─── Input records ───

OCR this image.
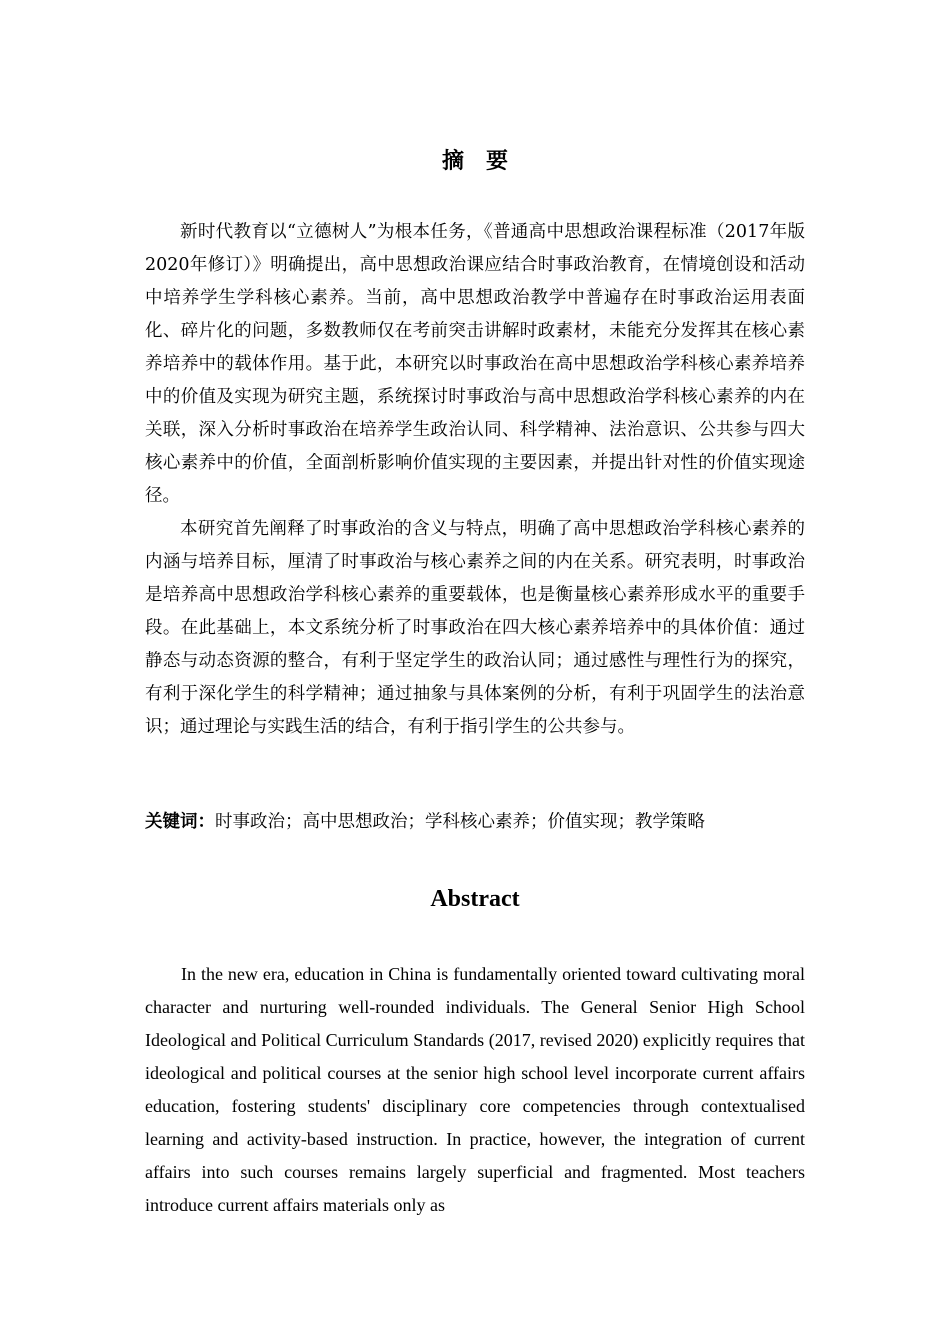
摘要

新时代教育以“立德树人”为根本任务，《普通高中思想政治课程标准（2017年版2020年修订）》明确提出，高中思想政治课应结合时事政治教育，在情境创设和活动中培养学生学科核心素养。当前，高中思想政治教学中普遍存在时事政治运用表面化、碎片化的问题，多数教师仅在考前突击讲解时政素材，未能充分发挥其在核心素养培养中的载体作用。基于此，本研究以时事政治在高中思想政治学科核心素养培养中的价值及实现为研究主题，系统探讨时事政治与高中思想政治学科核心素养的内在关联，深入分析时事政治在培养学生政治认同、科学精神、法治意识、公共参与四大核心素养中的价值，全面剖析影响价值实现的主要因素，并提出针对性的价值实现途径。

本研究首先阐释了时事政治的含义与特点，明确了高中思想政治学科核心素养的内涵与培养目标，厘清了时事政治与核心素养之间的内在关系。研究表明，时事政治是培养高中思想政治学科核心素养的重要载体，也是衡量核心素养形成水平的重要手段。在此基础上，本文系统分析了时事政治在四大核心素养培养中的具体价值：通过静态与动态资源的整合，有利于坚定学生的政治认同；通过感性与理性行为的探究，有利于深化学生的科学精神；通过抽象与具体案例的分析，有利于巩固学生的法治意识；通过理论与实践生活的结合，有利于指引学生的公共参与。

关键词：时事政治；高中思想政治；学科核心素养；价值实现；教学策略
Abstract

In the new era, education in China is fundamentally oriented toward cultivating moral character and nurturing well-rounded individuals. The General Senior High School Ideological and Political Curriculum Standards (2017, revised 2020) explicitly requires that ideological and political courses at the senior high school level incorporate current affairs education, fostering students' disciplinary core competencies through contextualised learning and activity-based instruction. In practice, however, the integration of current affairs into such courses remains largely superficial and fragmented. Most teachers introduce current affairs materials only as
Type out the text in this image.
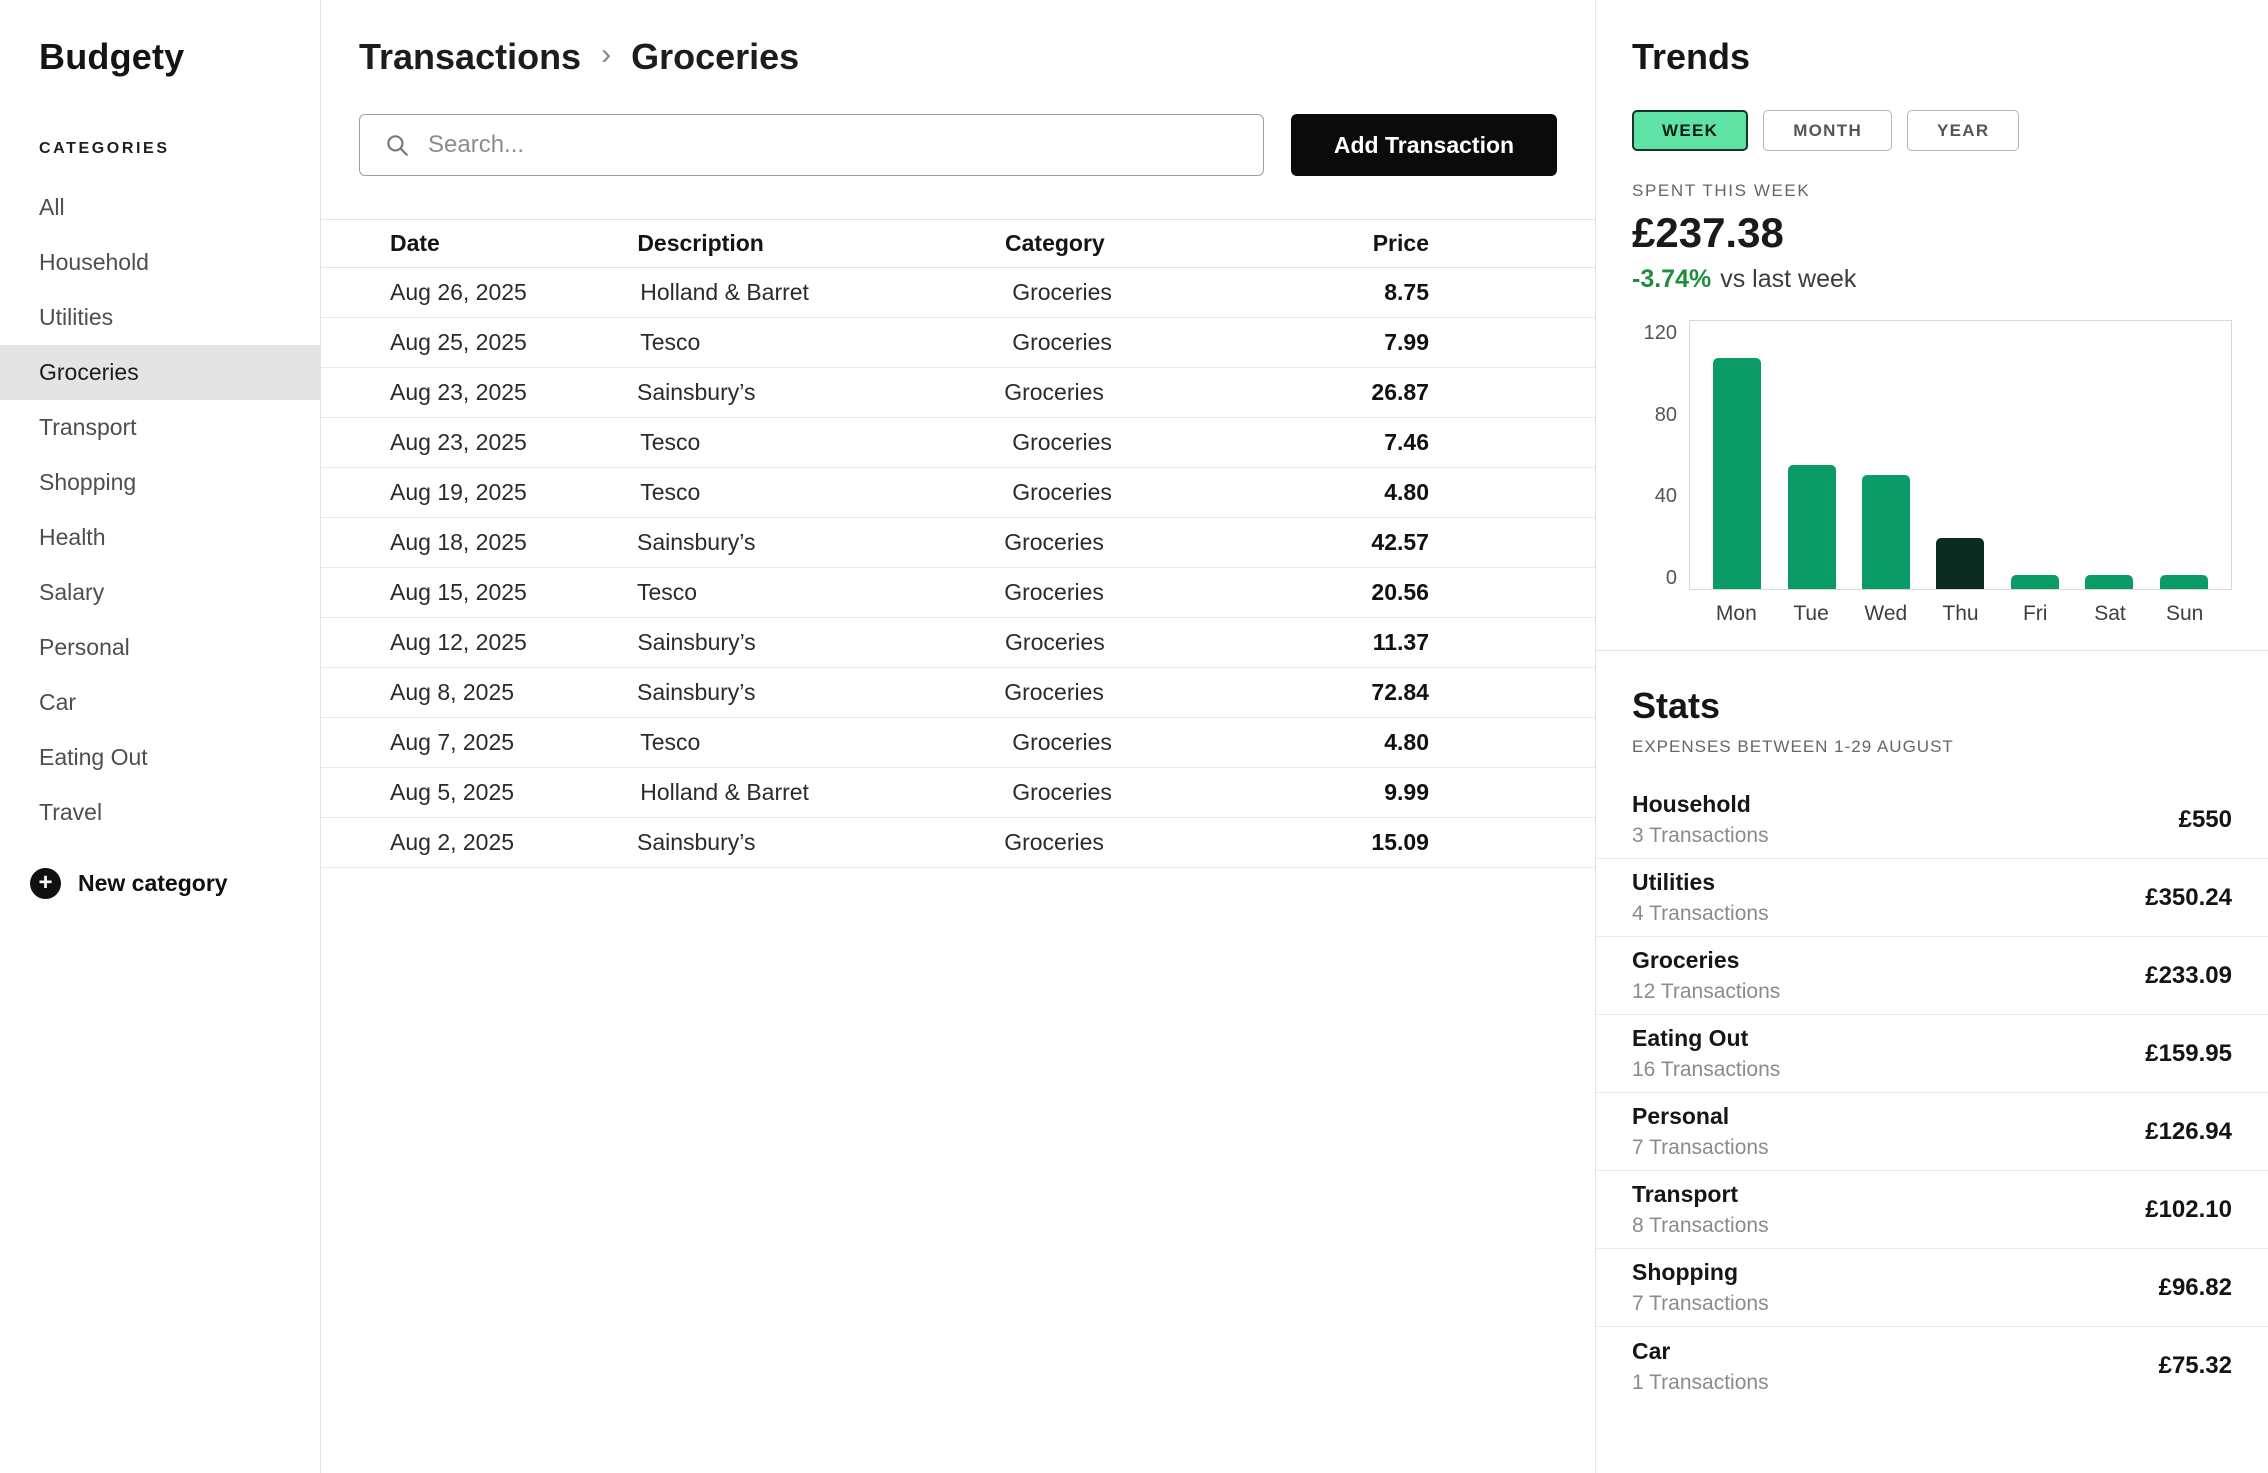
Budgety
CATEGORIES
All
Household
Utilities
Groceries
Transport
Shopping
Health
Salary
Personal
Car
Eating Out
Travel
+	New category
Transactions › Groceries
Search...
Add Transaction
Date	Description	Category	Price
Aug 26, 2025	Holland & Barret	Groceries	8.75
Aug 25, 2025	Tesco	Groceries	7.99
Aug 23, 2025	Sainsbury’s	Groceries	26.87
Aug 23, 2025	Tesco	Groceries	7.46
Aug 19, 2025	Tesco	Groceries	4.80
Aug 18, 2025	Sainsbury’s	Groceries	42.57
Aug 15, 2025	Tesco	Groceries	20.56
Aug 12, 2025	Sainsbury’s	Groceries	11.37
Aug 8, 2025	Sainsbury’s	Groceries	72.84
Aug 7, 2025	Tesco	Groceries	4.80
Aug 5, 2025	Holland & Barret	Groceries	9.99
Aug 2, 2025	Sainsbury’s	Groceries	15.09
Trends
WEEK	MONTH	YEAR
SPENT THIS WEEK
£237.38
-3.74% vs last week
0
40
80
120
Mon	Tue	Wed	Thu	Fri	Sat	Sun
Stats
EXPENSES BETWEEN 1-29 AUGUST
Household
3 Transactions
£550
Utilities
4 Transactions
£350.24
Groceries
12 Transactions
£233.09
Eating Out
16 Transactions
£159.95
Personal
7 Transactions
£126.94
Transport
8 Transactions
£102.10
Shopping
7 Transactions
£96.82
Car
1 Transactions
£75.32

───

◆ **Directive**: Pictures are excluded; copy all other data exactly as shown.

◆ **Answer to this exercise**:
OCR this image.
摘要

新时代教育以“立德树人”为根本任务，《普通高中思想政治课程标准（2017年版2020年修订）》明确提出，高中思想政治课应结合时事政治教育，在情境创设和活动中培养学生学科核心素养。当前，高中思想政治教学中普遍存在时事政治运用表面化、碎片化的问题，多数教师仅在考前突击讲解时政素材，未能充分发挥其在核心素养培养中的载体作用。基于此，本研究以时事政治在高中思想政治学科核心素养培养中的价值及实现为研究主题，系统探讨时事政治与高中思想政治学科核心素养的内在关联，深入分析时事政治在培养学生政治认同、科学精神、法治意识、公共参与四大核心素养中的价值，全面剖析影响价值实现的主要因素，并提出针对性的价值实现途径。

本研究首先阐释了时事政治的含义与特点，明确了高中思想政治学科核心素养的内涵与培养目标，厘清了时事政治与核心素养之间的内在关系。研究表明，时事政治是培养高中思想政治学科核心素养的重要载体，也是衡量核心素养形成水平的重要手段。在此基础上，本文系统分析了时事政治在四大核心素养培养中的具体价值：通过静态与动态资源的整合，有利于坚定学生的政治认同；通过感性与理性行为的探究，有利于深化学生的科学精神；通过抽象与具体案例的分析，有利于巩固学生的法治意识；通过理论与实践生活的结合，有利于指引学生的公共参与。

关键词：时事政治；高中思想政治；学科核心素养；价值实现；教学策略
Abstract

In the new era, education in China is fundamentally oriented toward cultivating moral character and nurturing well-rounded individuals. The General Senior High School Ideological and Political Curriculum Standards (2017, revised 2020) explicitly requires that ideological and political courses at the senior high school level incorporate current affairs education, fostering students' disciplinary core competencies through contextualised learning and activity-based instruction. In practice, however, the integration of current affairs into such courses remains largely superficial and fragmented. Most teachers introduce current affairs materials only as
Type out the text in this image.
Budgety
CATEGORIES
All
Household
Utilities
Groceries
Transport
Shopping
Health
Salary
Personal
Car
Eating Out
Travel
+	New category
Transactions › Groceries
Search...
Add Transaction
Date	Description	Category	Price
Aug 26, 2025	Holland & Barret	Groceries	8.75
Aug 25, 2025	Tesco	Groceries	7.99
Aug 23, 2025	Sainsbury’s	Groceries	26.87
Aug 23, 2025	Tesco	Groceries	7.46
Aug 19, 2025	Tesco	Groceries	4.80
Aug 18, 2025	Sainsbury’s	Groceries	42.57
Aug 15, 2025	Tesco	Groceries	20.56
Aug 12, 2025	Sainsbury’s	Groceries	11.37
Aug 8, 2025	Sainsbury’s	Groceries	72.84
Aug 7, 2025	Tesco	Groceries	4.80
Aug 5, 2025	Holland & Barret	Groceries	9.99
Aug 2, 2025	Sainsbury’s	Groceries	15.09
Trends
WEEK	MONTH	YEAR
SPENT THIS WEEK
£237.38
-3.74% vs last week
0
40
80
120
Mon	Tue	Wed	Thu	Fri	Sat	Sun
Stats
EXPENSES BETWEEN 1-29 AUGUST
Household
3 Transactions
£550
Utilities
4 Transactions
£350.24
Groceries
12 Transactions
£233.09
Eating Out
16 Transactions
£159.95
Personal
7 Transactions
£126.94
Transport
8 Transactions
£102.10
Shopping
7 Transactions
£96.82
Car
1 Transactions
£75.32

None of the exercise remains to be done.